** Supplied entries follows **

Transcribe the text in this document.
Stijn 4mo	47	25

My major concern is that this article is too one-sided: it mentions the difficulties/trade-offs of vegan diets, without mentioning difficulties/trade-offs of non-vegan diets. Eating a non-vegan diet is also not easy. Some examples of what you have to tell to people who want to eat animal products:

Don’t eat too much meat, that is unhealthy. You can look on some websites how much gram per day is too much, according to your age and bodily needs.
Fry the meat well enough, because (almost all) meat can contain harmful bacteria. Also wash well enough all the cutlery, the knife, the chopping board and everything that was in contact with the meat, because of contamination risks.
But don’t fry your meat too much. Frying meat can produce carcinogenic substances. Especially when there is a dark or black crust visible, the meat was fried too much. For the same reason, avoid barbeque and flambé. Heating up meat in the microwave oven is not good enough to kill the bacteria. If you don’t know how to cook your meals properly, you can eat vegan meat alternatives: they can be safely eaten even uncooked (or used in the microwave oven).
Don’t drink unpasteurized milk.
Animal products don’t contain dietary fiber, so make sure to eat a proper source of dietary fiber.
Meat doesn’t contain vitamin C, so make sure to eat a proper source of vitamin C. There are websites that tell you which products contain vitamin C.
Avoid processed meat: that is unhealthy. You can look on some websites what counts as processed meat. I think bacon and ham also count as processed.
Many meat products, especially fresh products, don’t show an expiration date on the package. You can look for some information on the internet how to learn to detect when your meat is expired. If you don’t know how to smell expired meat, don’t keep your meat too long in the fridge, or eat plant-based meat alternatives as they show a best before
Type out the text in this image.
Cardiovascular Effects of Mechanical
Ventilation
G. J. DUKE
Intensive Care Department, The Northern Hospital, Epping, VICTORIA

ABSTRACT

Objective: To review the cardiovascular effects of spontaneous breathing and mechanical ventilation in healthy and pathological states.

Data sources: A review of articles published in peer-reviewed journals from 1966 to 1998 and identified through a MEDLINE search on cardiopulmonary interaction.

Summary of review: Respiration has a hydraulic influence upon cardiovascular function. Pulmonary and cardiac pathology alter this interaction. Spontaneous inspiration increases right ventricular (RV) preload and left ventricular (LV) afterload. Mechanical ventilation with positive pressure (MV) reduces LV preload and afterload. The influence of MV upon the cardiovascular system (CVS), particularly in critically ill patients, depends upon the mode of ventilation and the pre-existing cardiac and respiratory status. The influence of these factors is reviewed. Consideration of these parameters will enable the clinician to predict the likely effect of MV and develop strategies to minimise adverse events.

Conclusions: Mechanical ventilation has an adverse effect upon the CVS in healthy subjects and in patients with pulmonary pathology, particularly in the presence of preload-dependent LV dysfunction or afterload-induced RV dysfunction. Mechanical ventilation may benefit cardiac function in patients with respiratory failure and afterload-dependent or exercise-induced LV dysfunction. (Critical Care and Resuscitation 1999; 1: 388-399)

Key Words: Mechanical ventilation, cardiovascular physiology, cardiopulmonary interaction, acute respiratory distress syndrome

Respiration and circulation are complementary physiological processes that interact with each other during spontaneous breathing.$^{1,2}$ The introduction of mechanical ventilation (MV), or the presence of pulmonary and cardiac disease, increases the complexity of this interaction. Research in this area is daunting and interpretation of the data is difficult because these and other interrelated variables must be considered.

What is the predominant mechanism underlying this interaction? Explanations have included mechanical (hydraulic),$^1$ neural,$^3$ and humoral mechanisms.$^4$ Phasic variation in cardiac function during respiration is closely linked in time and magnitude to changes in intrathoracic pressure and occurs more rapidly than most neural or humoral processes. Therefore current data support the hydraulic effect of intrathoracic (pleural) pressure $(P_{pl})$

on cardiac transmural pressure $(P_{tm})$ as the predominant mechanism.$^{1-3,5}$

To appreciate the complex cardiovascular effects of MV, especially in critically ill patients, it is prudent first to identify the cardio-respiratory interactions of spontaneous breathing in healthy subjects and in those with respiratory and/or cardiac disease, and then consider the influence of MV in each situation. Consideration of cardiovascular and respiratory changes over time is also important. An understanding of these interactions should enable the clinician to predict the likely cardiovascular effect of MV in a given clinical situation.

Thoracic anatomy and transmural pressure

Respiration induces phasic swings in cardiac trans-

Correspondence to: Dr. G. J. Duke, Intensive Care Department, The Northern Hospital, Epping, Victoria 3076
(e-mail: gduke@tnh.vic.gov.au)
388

** End of Supplied entries **

▸ Task directions
Which lines above hold the string "tell"? Please copy all of them.

▸ Exercise solution
My major concern is that this article is too one-sided: it mentions the difficulties/trade-offs of vegan diets, without mentioning difficulties/trade-offs of non-vegan diets. Eating a non-vegan diet is also not easy. Some examples of what you have to tell to people who want to eat animal products:
Meat doesn’t contain vitamin C, so make sure to eat a proper source of vitamin C. There are websites that tell you which products contain vitamin C.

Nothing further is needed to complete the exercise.